DATA PROVIDED:
>> Begin
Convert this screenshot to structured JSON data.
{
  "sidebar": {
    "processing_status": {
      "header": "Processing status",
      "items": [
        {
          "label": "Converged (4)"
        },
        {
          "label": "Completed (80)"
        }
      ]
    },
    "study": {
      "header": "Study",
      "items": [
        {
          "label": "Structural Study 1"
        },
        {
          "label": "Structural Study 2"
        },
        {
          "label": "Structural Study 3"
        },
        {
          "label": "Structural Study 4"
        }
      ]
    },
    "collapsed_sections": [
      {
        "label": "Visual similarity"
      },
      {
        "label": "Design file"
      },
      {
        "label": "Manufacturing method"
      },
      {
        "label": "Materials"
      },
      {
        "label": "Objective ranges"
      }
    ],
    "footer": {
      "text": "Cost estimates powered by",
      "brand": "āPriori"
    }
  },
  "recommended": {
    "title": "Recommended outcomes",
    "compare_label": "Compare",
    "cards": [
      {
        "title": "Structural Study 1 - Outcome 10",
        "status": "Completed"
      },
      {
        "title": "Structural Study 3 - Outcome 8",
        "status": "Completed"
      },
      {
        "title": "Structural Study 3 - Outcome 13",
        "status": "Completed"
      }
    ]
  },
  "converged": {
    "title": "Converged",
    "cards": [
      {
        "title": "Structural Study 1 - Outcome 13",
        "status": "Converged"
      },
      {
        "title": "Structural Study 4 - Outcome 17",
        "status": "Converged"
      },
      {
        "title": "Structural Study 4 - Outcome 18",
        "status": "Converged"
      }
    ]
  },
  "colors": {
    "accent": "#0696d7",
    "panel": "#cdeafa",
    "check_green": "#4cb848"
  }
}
>> End
EXERCISE:
Pull out each line of the entries that contains "header".

THE OUTPUT:
      "header": "Processing status",
      "header": "Study",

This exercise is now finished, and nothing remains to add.